REQUESTS
a: Answer these questions using the forum thread about software architects:
(i) What does Galactus demand?
(ii) What average employment term does the thread give for senior devs?
(iii) Which work by Naur does the thread cite about where the true knowledge of a system lives?
b: Carry on the forum thread about software architects from its final sentence.

━━━ READING TEXT

Hmm, sounds familiar...

Bingo knows everyone's name-o

Papaya & MBS generate session tokens

Wingman checks if users are ready to take it to the next level

Galactus, the all-knowing aggregator, demands a time range stretching to the end of the universe

EKS is deprecated, Omega Star still doesn't support ISO timestamps

https://www.youtube.com/watch?v=y8OnoxKotPQ

In 30 years in software dev, I am yet to see any significant, detailed and consistent effort to be extended into design and architecture. Most architects do not design, do not architect.

Senior devs design and architect and then take their design to the architects for *feedback and approvals*.

These senior devs make designs for features and only account for code and systems they've been exposed to.

With an average employment term of 2 years most are exposed to a small cut of the system, which affects the depth and correctness of their design.

And architects mostly approve, sometimes I think without even reading the docs.

At most, you can expect the architects to give generic advice and throw a few buzzwords.

At large, they feel comfortable and secure in their positions and mostly don't give a shit!

But yes, the map is not the territory, and giving directions is not the same as walking the trail. The actual implementation can deviate from the plan drafted at the beginning of the project. A good explanation is found in Naur's Theory of Programming, where he says the true knowledge of the system is inside the head of the engineers that worked on it. And that knowledge is not easily transferrable.

But this is exactly the type of generic software design advice the article warns us about! And it mostly results in all all the bad software practices we as users know and love remaining unchanged (consistently "bad" is better than being good at least in some areas!)

━━━━━━
━━━ DATA ENTRIES

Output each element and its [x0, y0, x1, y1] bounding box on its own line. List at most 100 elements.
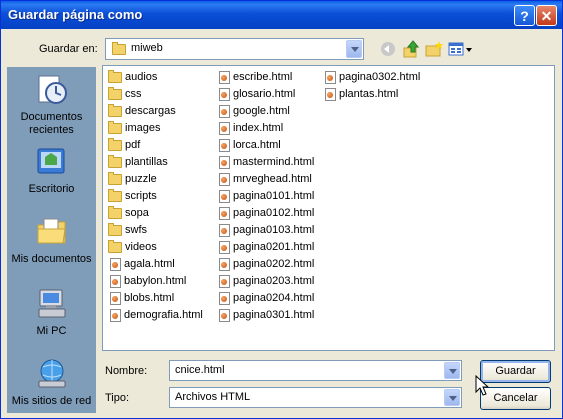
- html-file-icon: [219, 309, 230, 322]
- folder-item[interactable]: css: [108, 87, 142, 101]
- html-file-icon: [219, 190, 230, 203]
- item-name: sopa: [125, 207, 149, 219]
- folder-icon: [108, 155, 122, 168]
- save-in-value: miweb: [131, 42, 163, 54]
- item-name: index.html: [233, 122, 284, 134]
- file-item[interactable]: pagina0302.html: [323, 71, 420, 84]
- save-in-label: Guardar en:: [39, 43, 98, 55]
- folder-icon: [108, 104, 122, 117]
- close-button[interactable]: ✕: [536, 5, 557, 26]
- folder-icon: [108, 172, 122, 185]
- file-item[interactable]: pagina0101.html: [217, 190, 314, 203]
- folder-item[interactable]: swfs: [108, 223, 147, 237]
- html-file-icon: [325, 71, 336, 84]
- new-folder-icon: [425, 41, 443, 57]
- folder-item[interactable]: videos: [108, 240, 157, 254]
- file-item[interactable]: pagina0301.html: [217, 309, 314, 322]
- html-file-icon: [219, 207, 230, 220]
- folder-item[interactable]: sopa: [108, 206, 149, 220]
- place-label: Mis sitios de red: [11, 395, 92, 407]
- item-name: pagina0204.html: [233, 292, 315, 304]
- folder-item[interactable]: pdf: [108, 138, 141, 152]
- place-desktop[interactable]: Escritorio: [7, 145, 96, 196]
- new-folder-button[interactable]: [424, 39, 444, 59]
- folder-item[interactable]: plantillas: [108, 155, 168, 169]
- html-file-icon: [219, 275, 230, 288]
- place-recent-documents[interactable]: Documentos recientes: [7, 73, 96, 137]
- folder-icon: [108, 70, 122, 83]
- places-bar: Documentos recientes Escritorio Mis docu…: [7, 67, 96, 413]
- html-file-icon: [219, 88, 230, 101]
- views-menu-button[interactable]: [447, 39, 473, 59]
- title-bar[interactable]: Guardar página como ? ✕: [1, 1, 562, 29]
- filetype-value: Archivos HTML: [175, 391, 251, 403]
- folder-icon: [108, 189, 122, 202]
- item-name: mrveghead.html: [233, 173, 312, 185]
- place-network[interactable]: Mis sitios de red: [7, 357, 96, 408]
- item-name: pdf: [125, 139, 141, 151]
- file-item[interactable]: pagina0201.html: [217, 241, 314, 254]
- back-button[interactable]: [378, 39, 398, 59]
- folder-item[interactable]: puzzle: [108, 172, 157, 186]
- chevron-down-icon[interactable]: [444, 362, 460, 379]
- item-name: pagina0201.html: [233, 241, 315, 253]
- folder-icon: [108, 87, 122, 100]
- file-item[interactable]: escribe.html: [217, 71, 292, 84]
- place-my-documents[interactable]: Mis documentos: [7, 215, 96, 266]
- filetype-select[interactable]: Archivos HTML: [169, 387, 462, 408]
- item-name: audios: [125, 71, 158, 83]
- html-file-icon: [219, 173, 230, 186]
- file-item[interactable]: pagina0204.html: [217, 292, 314, 305]
- file-item[interactable]: demografia.html: [108, 309, 203, 322]
- item-name: pagina0302.html: [339, 71, 421, 83]
- file-item[interactable]: plantas.html: [323, 88, 398, 101]
- help-button[interactable]: ?: [514, 5, 535, 26]
- folder-item[interactable]: descargas: [108, 104, 176, 118]
- save-dialog: Guardar página como ? ✕ Guardar en: miwe…: [0, 0, 563, 419]
- up-folder-button[interactable]: [401, 39, 421, 59]
- item-name: pagina0301.html: [233, 309, 315, 321]
- save-in-combo[interactable]: miweb: [105, 38, 364, 60]
- file-item[interactable]: blobs.html: [108, 292, 174, 305]
- file-item[interactable]: agala.html: [108, 258, 175, 271]
- item-name: lorca.html: [233, 139, 281, 151]
- folder-item[interactable]: scripts: [108, 189, 157, 203]
- html-file-icon: [110, 292, 121, 305]
- html-file-icon: [110, 275, 121, 288]
- html-file-icon: [219, 258, 230, 271]
- item-name: images: [125, 122, 161, 134]
- file-item[interactable]: index.html: [217, 122, 283, 135]
- save-button[interactable]: Guardar: [480, 360, 551, 383]
- html-file-icon: [110, 258, 121, 271]
- file-item[interactable]: pagina0103.html: [217, 224, 314, 237]
- item-name: videos: [125, 241, 157, 253]
- item-name: blobs.html: [124, 292, 175, 304]
- file-item[interactable]: mastermind.html: [217, 156, 314, 169]
- folder-icon: [108, 121, 122, 134]
- folder-item[interactable]: images: [108, 121, 161, 135]
- file-item[interactable]: pagina0202.html: [217, 258, 314, 271]
- file-list[interactable]: audios css descargas images pdf plantillas puz…: [102, 65, 555, 351]
- place-label: Documentos recientes: [20, 111, 83, 136]
- item-name: pagina0102.html: [233, 207, 315, 219]
- network-places-icon: [38, 359, 65, 388]
- chevron-down-icon[interactable]: [444, 389, 460, 406]
- filename-label: Nombre:: [105, 365, 148, 377]
- folder-icon: [112, 42, 126, 55]
- file-item[interactable]: glosario.html: [217, 88, 295, 101]
- file-item[interactable]: babylon.html: [108, 275, 186, 288]
- filename-input[interactable]: cnice.html: [169, 360, 462, 381]
- file-item[interactable]: pagina0203.html: [217, 275, 314, 288]
- my-documents-icon: [37, 218, 66, 244]
- chevron-down-icon[interactable]: [346, 40, 362, 58]
- html-file-icon: [219, 139, 230, 152]
- file-item[interactable]: google.html: [217, 105, 290, 118]
- file-item[interactable]: pagina0102.html: [217, 207, 314, 220]
- cancel-button[interactable]: Cancelar: [480, 387, 551, 410]
- file-item[interactable]: mrveghead.html: [217, 173, 312, 186]
- place-my-computer[interactable]: Mi PC: [7, 287, 96, 338]
- file-item[interactable]: lorca.html: [217, 139, 281, 152]
- folder-item[interactable]: audios: [108, 70, 158, 84]
- item-name: demografia.html: [124, 309, 203, 321]
- html-file-icon: [219, 105, 230, 118]
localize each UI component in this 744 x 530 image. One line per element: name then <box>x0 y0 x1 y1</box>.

━━━━━━

TASK ANSWERS
a:
(i) A time range stretching to the end of the universe.
(ii) Two years.
(iii) Naur's Theory of Programming.

b:
On the other hand, there are Real Programmers [0] who will happily optimize the already-fast initializer, balk at changing business logic, and write code that, while optimal in some senses, is unnecessarily difficult for a newcomer (even an expert engineer) to understand. These systems have plenty of detail and are difficult to change, but the complexity is non-essential. This is not good engineering.

It's important to resist both extremes. Decision makers ultimately need both intimate knowledge of the details and the broader knowledge to put those details in context.

0. http://www.catb.org/jargon/html/story-of-mel.html

I think this should also apply to people who come up with or choose the software development methodology for a project. Scrum masters just don't have the same skin in the game that lead engineers do.

Modules with different requirements should not have single consistent codebase. Testing strategy, application architecture, even naming should be different across different modules.

1. Value simple, effective systems

2. Understand all use cases, because they use it

3. Have enough freedom to fix small things as they find them

#3 is controversial sometimes, but I believe this flexibility and creative freedom for devs leads to much happier people and much better products.

There are too many decisions, technical details, and active changes to have someone come in and give direction from on high at intervals.

Maybe at the beginning it could make sense sort of, but projects have to evolve and more often than not discover something important early on in the implementation or when adding "easy" features, and if someone is good at doing software design then you may need them even more at that point. But they may easily be detrimental if they are not closely involved and following the rest of the project details.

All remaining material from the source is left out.